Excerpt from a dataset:
----

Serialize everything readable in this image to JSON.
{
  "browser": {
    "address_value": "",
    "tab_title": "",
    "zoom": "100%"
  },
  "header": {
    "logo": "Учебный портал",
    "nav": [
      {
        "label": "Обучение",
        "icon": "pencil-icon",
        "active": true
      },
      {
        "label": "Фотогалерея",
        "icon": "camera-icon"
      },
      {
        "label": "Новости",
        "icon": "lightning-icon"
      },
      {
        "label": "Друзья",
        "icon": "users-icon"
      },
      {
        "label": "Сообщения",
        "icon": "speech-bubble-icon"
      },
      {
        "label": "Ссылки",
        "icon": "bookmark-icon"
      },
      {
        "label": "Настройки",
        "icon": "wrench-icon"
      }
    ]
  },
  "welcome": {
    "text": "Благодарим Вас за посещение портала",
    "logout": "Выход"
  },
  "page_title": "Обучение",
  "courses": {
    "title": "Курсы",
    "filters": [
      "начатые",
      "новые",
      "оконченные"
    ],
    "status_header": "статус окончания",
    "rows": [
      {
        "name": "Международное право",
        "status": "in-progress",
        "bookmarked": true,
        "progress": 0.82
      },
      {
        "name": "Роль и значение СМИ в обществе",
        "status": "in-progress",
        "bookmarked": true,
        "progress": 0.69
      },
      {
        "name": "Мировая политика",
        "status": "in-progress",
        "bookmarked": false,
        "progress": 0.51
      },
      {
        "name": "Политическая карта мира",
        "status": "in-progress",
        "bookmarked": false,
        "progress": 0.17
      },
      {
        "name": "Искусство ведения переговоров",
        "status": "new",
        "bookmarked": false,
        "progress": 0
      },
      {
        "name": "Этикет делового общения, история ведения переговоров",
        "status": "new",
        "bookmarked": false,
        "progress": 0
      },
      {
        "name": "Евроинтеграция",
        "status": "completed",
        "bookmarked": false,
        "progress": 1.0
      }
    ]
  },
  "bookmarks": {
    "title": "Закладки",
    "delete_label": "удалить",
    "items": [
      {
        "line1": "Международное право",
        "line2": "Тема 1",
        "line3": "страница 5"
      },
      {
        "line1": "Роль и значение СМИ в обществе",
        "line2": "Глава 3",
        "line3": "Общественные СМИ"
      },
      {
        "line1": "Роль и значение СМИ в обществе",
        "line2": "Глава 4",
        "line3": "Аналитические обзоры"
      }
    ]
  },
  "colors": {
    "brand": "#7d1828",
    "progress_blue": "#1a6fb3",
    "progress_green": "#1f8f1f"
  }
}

----

Exercise goal =>
Scan the entries above for the word "ведения" and collect each line holding it.

Written reply =>
        "name": "Искусство ведения переговоров",
        "name": "Этикет делового общения, история ведения переговоров",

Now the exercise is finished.